§ GIVEN TASK 1
Reproduce the part of the forum thread on back exercises between "deadlifts, powercleans, rows, chins..." and "(Oct 28, 2009)", inclusive.

# what are the best exercises to thicken the back and get more width



## KUBA2712 (Sep 13, 2007)

*exercises that thicken the back and add more width*​
t- bar rows 1644.44%wide grip pull downs2055.56%


----------



## KUBA2712 (Sep 13, 2007)

hello guys im trying to add more size to the back just wondered what u guys think and which exercises are the best to thicken the back and get more width?


----------



## lolik (Apr 24, 2010)

pull ups


----------



## LRG (Apr 2, 2009)

heavy deadlifts n widegrip chins i find good.


----------



## xpower (Jul 28, 2009)

Deads,rows,pull ups/chins


----------



## Razorblade (Aug 24, 2010)

Deadlifts and bar rows for thickness, width use chins


----------



## KUBA2712 (Sep 13, 2007)

thanks everyone for the input


----------



## Suprakill4 (Jul 11, 2008)

LRG said:


> heavy deadlifts n widegrip chins i find good.


x2. Nothing beats deads.


----------



## warren (Jun 16, 2008)

http://www.uk-muscle.co.uk/advanced-bodybuilding/19996-back-width.html

have a read of this one mate, some great awnsers in here from some great trainers.

but imo dead or rack / row movment / pull movment


----------



## james12345 (Jan 13, 2010)

deads and bors for thickness chins for width works for me


----------



## jjmac (Sep 20, 2009)

bent over barbell rows all the way!!!


----------



## thetong6969 (Nov 23, 2008)

to thicken i'd say deads

but a complete pull up and bent over rows workout on top wil widen and thicken


----------



## russforever (Apr 2, 2009)

deads and rows for meee


----------



## Syko (May 18, 2010)

Deadlifts and bent over rows :thumbup1:


----------



## bigbear21 (Oct 11, 2009)

deads


----------



## BigDom86 (Jul 27, 2008)

rows


----------



## a.notherguy (Nov 17, 2008)

deads, rows, chins and face pulls = complete back workout.


----------



## doylejlw (Feb 14, 2010)

out of the 2 t-bar rows, number 1 choice would be deadlifts tho.


----------



## Dazzaemm2k7 (Aug 10, 2010)

barbell bench press exept ly face down on the bench and bench the bar with your legs....

lol i'm ko obv 

i'd say cant go wrong with barbell rows, solid strict form and dont use momentum to get the bar up, ACTUALLY use your lats to pull it up fs ! So many guys (including me at one point) just used complete balls to the wall momentum and swinging the bar up. Not even using your lats lol , whatever exercises your doing go slow and controlled and stay solid and let your lats do the work, lift as heavy as possible with solid form and scream and shout while doing it (helps lol)

good luck mate


----------



## BB_999 (Feb 20, 2006)

Deads and rows for depth.

Wide chins for width.


----------



## Gza1 (Aug 6, 2007)

Close grip weighted chins

Under hand rows


----------



## MillionG (Nov 17, 2009)

Heavy deadlift

Heavy bb row

sorted.


----------



## dtlv (Jul 24, 2009)

deadlifts, powercleans, rows, chins... if those exercises don't give you width and thickness then either you have very weird physiology or you ain't doing them right!


----------



## Mark j (Oct 28, 2009)

jjmac said:


> bent over barbell rows all the way!!!


 +1


----------



## ed220 (Mar 7, 2010)

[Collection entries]
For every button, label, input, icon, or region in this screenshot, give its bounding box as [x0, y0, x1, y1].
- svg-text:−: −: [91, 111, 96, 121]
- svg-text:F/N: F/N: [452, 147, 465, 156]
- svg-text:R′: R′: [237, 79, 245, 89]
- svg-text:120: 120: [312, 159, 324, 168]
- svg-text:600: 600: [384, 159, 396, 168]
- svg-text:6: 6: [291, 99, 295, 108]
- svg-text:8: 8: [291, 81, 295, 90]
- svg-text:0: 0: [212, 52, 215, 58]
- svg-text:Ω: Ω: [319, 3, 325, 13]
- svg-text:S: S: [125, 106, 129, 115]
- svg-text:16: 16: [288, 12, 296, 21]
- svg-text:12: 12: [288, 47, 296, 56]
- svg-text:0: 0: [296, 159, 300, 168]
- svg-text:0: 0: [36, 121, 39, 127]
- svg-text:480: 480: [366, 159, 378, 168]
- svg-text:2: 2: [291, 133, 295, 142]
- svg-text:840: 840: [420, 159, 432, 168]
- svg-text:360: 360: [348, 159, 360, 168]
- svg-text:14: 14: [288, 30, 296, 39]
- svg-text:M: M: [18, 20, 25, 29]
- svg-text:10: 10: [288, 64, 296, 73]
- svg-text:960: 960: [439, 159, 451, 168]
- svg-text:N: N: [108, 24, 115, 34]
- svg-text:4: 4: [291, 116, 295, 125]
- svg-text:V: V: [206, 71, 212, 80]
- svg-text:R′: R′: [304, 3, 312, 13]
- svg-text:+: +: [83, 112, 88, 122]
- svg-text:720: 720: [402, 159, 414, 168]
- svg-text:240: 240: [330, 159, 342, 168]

§ GIVEN TASK 2
Rewrite the lines of the records between the start of the records and the line holding "- svg-text:16: 16: [288, 12, 296, 21]", inclusive, replacing "bounding box" with "enclosing rectangle" and leaving everything else unchanged. Return only those lines.

§ COMPLETE RESPONSE 1
deadlifts, powercleans, rows, chins... if those exercises don't give you width and thickness then either you have very weird physiology or you ain't doing them right!


----------



## Mark j (Oct 28, 2009)

§ COMPLETE RESPONSE 2
For every button, label, input, icon, or region in this screenshot, give its enclosing rectangle as [x0, y0, x1, y1].
- svg-text:−: −: [91, 111, 96, 121]
- svg-text:F/N: F/N: [452, 147, 465, 156]
- svg-text:R′: R′: [237, 79, 245, 89]
- svg-text:120: 120: [312, 159, 324, 168]
- svg-text:600: 600: [384, 159, 396, 168]
- svg-text:6: 6: [291, 99, 295, 108]
- svg-text:8: 8: [291, 81, 295, 90]
- svg-text:0: 0: [212, 52, 215, 58]
- svg-text:Ω: Ω: [319, 3, 325, 13]
- svg-text:S: S: [125, 106, 129, 115]
- svg-text:16: 16: [288, 12, 296, 21]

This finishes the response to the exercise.